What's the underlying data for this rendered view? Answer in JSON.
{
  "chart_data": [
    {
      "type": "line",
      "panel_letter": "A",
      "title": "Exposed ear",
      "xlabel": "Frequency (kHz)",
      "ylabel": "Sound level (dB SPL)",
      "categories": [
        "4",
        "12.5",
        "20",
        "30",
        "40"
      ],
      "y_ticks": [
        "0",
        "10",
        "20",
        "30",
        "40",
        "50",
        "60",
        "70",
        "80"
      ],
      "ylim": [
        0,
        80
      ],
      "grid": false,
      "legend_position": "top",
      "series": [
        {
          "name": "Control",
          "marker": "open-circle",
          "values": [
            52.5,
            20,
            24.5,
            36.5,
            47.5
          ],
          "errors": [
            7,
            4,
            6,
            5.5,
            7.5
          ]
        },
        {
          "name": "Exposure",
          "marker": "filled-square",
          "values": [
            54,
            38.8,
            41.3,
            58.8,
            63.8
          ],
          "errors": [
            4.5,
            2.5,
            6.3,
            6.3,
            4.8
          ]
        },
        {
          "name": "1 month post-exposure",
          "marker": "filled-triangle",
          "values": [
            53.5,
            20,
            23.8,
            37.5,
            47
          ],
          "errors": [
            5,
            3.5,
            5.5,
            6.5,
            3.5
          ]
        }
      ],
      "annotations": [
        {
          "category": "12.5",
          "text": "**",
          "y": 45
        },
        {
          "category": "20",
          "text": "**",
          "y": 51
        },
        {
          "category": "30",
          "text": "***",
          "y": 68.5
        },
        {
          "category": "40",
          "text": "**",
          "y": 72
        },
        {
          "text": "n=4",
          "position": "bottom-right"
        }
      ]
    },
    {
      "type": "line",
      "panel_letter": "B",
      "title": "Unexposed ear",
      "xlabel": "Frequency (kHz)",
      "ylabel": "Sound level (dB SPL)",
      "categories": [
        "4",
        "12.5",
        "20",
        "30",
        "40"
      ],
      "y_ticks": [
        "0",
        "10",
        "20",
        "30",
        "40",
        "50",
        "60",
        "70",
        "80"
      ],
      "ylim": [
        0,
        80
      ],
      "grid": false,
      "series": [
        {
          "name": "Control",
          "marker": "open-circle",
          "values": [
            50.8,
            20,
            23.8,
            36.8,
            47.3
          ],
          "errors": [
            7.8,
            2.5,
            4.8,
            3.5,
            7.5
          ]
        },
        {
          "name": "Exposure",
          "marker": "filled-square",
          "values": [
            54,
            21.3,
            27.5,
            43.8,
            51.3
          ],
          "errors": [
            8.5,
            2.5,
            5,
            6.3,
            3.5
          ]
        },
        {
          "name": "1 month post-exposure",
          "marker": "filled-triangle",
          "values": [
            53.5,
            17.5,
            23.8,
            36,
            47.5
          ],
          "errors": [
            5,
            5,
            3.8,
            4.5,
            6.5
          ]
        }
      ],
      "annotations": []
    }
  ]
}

========================================================================

◆ TASK BRIEF ◆
Take the listing above and set it down exactly.

◆ REPLY TO THE EXERCISE ◆
What's the underlying data for this rendered view? Answer in JSON.
{
  "chart_data": [
    {
      "type": "line",
      "panel_letter": "A",
      "title": "Exposed ear",
      "xlabel": "Frequency (kHz)",
      "ylabel": "Sound level (dB SPL)",
      "categories": [
        "4",
        "12.5",
        "20",
        "30",
        "40"
      ],
      "y_ticks": [
        "0",
        "10",
        "20",
        "30",
        "40",
        "50",
        "60",
        "70",
        "80"
      ],
      "ylim": [
        0,
        80
      ],
      "grid": false,
      "legend_position": "top",
      "series": [
        {
          "name": "Control",
          "marker": "open-circle",
          "values": [
            52.5,
            20,
            24.5,
            36.5,
            47.5
          ],
          "errors": [
            7,
            4,
            6,
            5.5,
            7.5
          ]
        },
        {
          "name": "Exposure",
          "marker": "filled-square",
          "values": [
            54,
            38.8,
            41.3,
            58.8,
            63.8
          ],
          "errors": [
            4.5,
            2.5,
            6.3,
            6.3,
            4.8
          ]
        },
        {
          "name": "1 month post-exposure",
          "marker": "filled-triangle",
          "values": [
            53.5,
            20,
            23.8,
            37.5,
            47
          ],
          "errors": [
            5,
            3.5,
            5.5,
            6.5,
            3.5
          ]
        }
      ],
      "annotations": [
        {
          "category": "12.5",
          "text": "**",
          "y": 45
        },
        {
          "category": "20",
          "text": "**",
          "y": 51
        },
        {
          "category": "30",
          "text": "***",
          "y": 68.5
        },
        {
          "category": "40",
          "text": "**",
          "y": 72
        },
        {
          "text": "n=4",
          "position": "bottom-right"
        }
      ]
    },
    {
      "type": "line",
      "panel_letter": "B",
      "title": "Unexposed ear",
      "xlabel": "Frequency (kHz)",
      "ylabel": "Sound level (dB SPL)",
      "categories": [
        "4",
        "12.5",
        "20",
        "30",
        "40"
      ],
      "y_ticks": [
        "0",
        "10",
        "20",
        "30",
        "40",
        "50",
        "60",
        "70",
        "80"
      ],
      "ylim": [
        0,
        80
      ],
      "grid": false,
      "series": [
        {
          "name": "Control",
          "marker": "open-circle",
          "values": [
            50.8,
            20,
            23.8,
            36.8,
            47.3
          ],
          "errors": [
            7.8,
            2.5,
            4.8,
            3.5,
            7.5
          ]
        },
        {
          "name": "Exposure",
          "marker": "filled-square",
          "values": [
            54,
            21.3,
            27.5,
            43.8,
            51.3
          ],
          "errors": [
            8.5,
            2.5,
            5,
            6.3,
            3.5
          ]
        },
        {
          "name": "1 month post-exposure",
          "marker": "filled-triangle",
          "values": [
            53.5,
            17.5,
            23.8,
            36,
            47.5
          ],
          "errors": [
            5,
            5,
            3.8,
            4.5,
            6.5
          ]
        }
      ],
      "annotations": []
    }
  ]
}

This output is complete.